=== Written instruction ===
Select the lines of the records containing the word "position" and list them.
========================================
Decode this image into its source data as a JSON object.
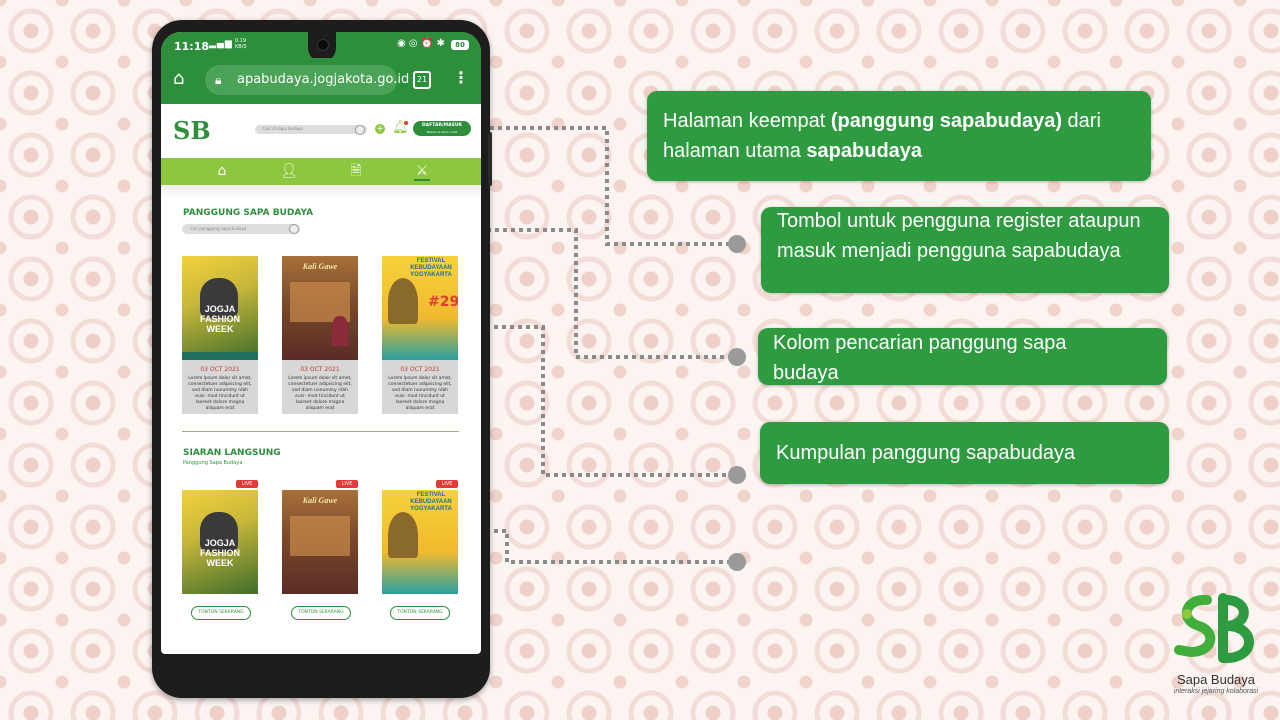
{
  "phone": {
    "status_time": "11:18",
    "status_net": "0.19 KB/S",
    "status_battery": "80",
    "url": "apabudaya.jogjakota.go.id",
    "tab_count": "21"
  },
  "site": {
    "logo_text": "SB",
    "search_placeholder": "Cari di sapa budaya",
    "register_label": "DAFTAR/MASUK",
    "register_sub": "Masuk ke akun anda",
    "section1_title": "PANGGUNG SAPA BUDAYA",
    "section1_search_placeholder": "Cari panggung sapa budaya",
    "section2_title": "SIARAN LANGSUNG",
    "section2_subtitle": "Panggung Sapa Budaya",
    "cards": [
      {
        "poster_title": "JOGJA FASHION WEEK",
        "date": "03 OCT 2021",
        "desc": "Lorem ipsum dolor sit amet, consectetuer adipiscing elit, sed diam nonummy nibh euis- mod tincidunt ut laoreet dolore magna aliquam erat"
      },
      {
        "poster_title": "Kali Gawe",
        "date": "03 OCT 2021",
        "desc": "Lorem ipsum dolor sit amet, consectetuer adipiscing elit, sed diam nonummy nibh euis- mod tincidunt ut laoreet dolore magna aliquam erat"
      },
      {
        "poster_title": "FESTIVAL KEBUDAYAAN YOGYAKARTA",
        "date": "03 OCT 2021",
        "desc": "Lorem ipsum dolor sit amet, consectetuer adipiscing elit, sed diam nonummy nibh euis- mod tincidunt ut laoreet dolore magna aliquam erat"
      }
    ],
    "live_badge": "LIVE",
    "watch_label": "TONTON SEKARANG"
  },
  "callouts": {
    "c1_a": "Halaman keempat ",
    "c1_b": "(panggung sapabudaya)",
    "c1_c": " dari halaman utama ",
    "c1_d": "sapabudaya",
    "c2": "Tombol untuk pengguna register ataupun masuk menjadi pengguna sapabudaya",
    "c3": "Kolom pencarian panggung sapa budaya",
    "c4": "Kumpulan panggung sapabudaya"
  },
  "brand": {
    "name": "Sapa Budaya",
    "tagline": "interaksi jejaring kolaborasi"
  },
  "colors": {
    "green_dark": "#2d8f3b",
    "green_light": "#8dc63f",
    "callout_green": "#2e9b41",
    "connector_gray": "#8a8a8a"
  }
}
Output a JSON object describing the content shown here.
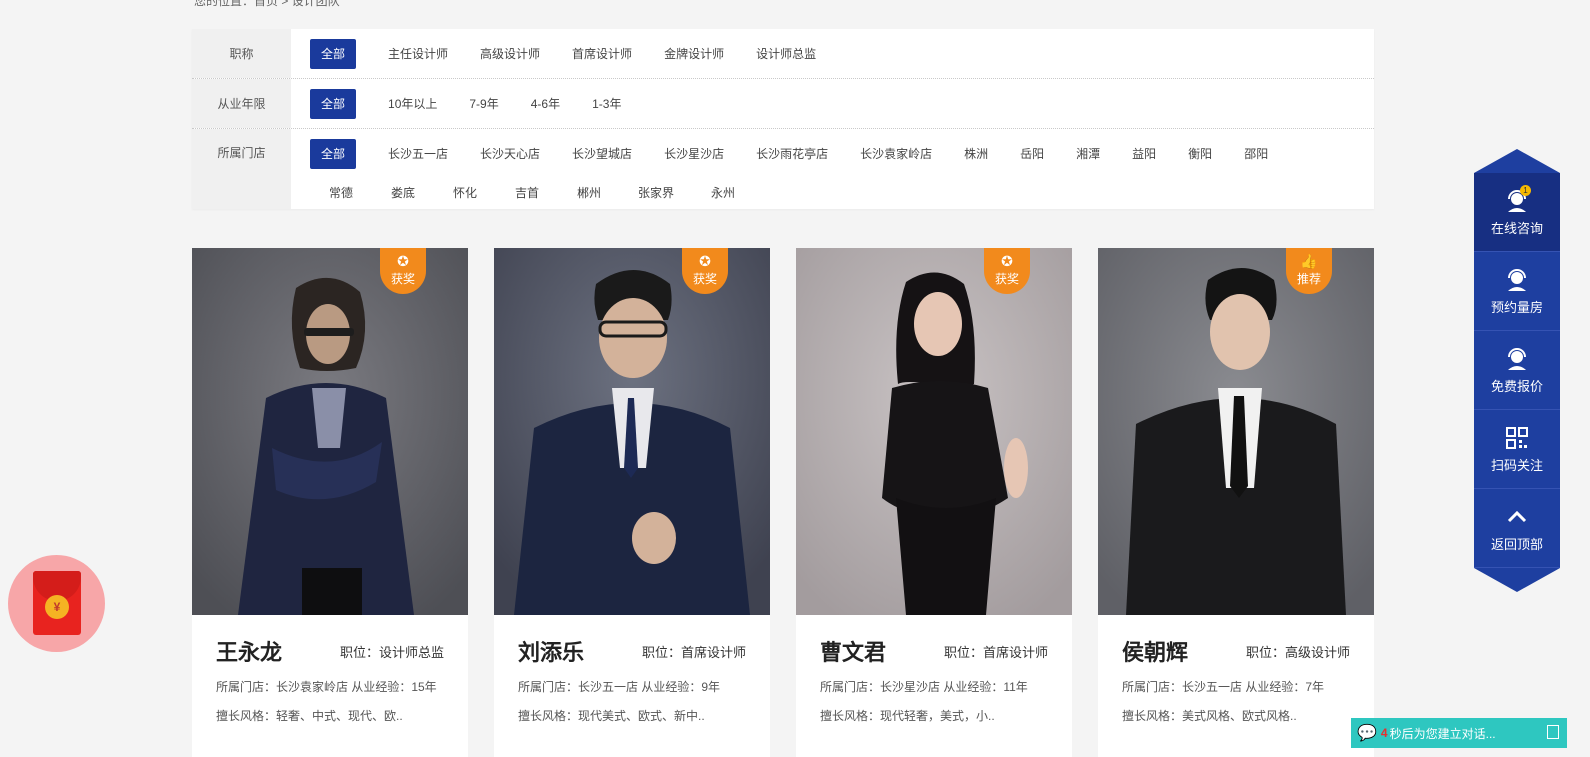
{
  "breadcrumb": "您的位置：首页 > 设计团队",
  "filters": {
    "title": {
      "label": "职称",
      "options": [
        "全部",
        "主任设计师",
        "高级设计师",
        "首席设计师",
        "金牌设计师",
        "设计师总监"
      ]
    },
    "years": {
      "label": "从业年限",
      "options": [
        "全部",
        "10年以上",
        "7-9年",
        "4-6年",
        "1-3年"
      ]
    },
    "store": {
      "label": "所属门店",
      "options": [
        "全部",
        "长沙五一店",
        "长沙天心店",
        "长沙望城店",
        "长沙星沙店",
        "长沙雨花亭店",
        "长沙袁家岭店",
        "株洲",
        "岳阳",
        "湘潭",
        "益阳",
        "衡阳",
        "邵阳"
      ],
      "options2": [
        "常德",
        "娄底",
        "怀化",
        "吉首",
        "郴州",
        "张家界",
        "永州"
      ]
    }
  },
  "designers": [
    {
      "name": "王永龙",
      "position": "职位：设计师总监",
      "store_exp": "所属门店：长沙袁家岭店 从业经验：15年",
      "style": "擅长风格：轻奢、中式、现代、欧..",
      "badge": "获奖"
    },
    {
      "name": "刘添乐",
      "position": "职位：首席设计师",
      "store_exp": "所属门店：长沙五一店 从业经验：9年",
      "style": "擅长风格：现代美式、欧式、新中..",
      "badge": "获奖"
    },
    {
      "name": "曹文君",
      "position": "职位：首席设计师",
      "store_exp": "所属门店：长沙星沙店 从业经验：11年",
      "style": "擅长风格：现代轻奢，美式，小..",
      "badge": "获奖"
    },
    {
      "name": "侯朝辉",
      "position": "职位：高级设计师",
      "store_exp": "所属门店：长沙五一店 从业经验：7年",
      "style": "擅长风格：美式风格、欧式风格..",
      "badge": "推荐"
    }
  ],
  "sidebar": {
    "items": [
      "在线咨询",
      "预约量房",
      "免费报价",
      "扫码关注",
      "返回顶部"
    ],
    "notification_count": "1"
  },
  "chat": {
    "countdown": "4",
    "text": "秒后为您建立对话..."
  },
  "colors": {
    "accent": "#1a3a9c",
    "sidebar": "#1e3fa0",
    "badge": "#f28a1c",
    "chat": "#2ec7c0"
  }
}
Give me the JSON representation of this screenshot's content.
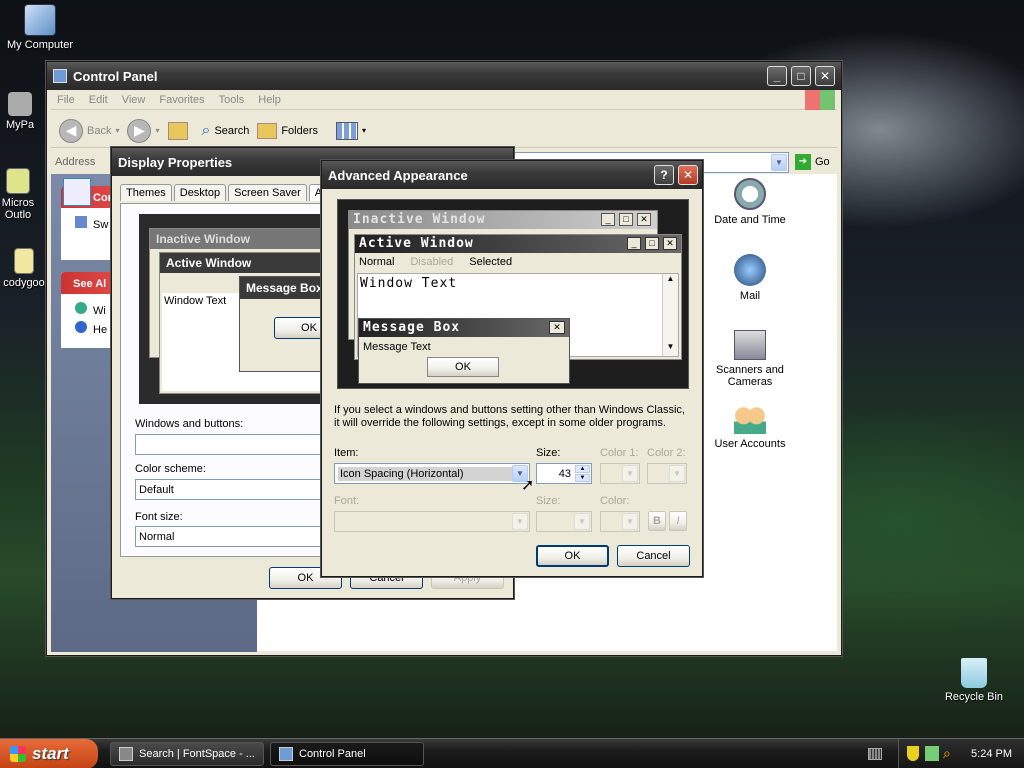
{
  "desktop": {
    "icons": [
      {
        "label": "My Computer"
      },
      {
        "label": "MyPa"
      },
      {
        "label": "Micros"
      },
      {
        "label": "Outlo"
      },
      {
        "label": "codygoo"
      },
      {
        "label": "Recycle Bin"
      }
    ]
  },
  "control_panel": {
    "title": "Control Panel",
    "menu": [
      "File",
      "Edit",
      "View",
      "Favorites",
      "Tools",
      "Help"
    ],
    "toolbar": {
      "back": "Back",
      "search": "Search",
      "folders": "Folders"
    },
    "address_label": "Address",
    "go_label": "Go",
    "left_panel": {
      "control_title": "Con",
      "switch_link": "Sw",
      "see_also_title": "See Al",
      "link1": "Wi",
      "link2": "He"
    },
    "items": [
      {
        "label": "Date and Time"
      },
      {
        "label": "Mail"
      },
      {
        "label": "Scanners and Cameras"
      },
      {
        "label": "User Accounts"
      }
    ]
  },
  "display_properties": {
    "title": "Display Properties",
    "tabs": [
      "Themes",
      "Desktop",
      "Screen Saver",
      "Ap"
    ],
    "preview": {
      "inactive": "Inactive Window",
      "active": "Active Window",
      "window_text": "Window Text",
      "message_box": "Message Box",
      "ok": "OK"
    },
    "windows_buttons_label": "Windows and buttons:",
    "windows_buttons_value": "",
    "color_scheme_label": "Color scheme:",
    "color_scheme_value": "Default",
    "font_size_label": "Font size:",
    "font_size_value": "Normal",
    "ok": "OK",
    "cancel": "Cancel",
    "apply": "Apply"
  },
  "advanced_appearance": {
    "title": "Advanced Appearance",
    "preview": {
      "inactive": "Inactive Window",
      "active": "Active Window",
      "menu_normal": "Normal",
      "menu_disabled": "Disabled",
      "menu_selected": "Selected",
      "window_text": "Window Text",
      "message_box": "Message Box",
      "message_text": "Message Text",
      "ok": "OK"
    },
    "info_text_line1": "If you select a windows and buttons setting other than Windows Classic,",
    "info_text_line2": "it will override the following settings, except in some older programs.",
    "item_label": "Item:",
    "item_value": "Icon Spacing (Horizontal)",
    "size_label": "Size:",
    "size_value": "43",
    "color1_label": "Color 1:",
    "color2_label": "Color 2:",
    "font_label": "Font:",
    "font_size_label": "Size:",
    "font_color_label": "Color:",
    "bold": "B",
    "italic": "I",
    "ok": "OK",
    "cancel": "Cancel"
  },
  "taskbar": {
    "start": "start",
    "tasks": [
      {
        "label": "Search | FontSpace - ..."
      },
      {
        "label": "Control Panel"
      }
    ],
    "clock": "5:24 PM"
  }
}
========================================
=== Result for this task ===
      "position": "职位：设计师总监",
      "position": "职位：首席设计师",
      "position": "职位：首席设计师",
      "position": "职位：高级设计师",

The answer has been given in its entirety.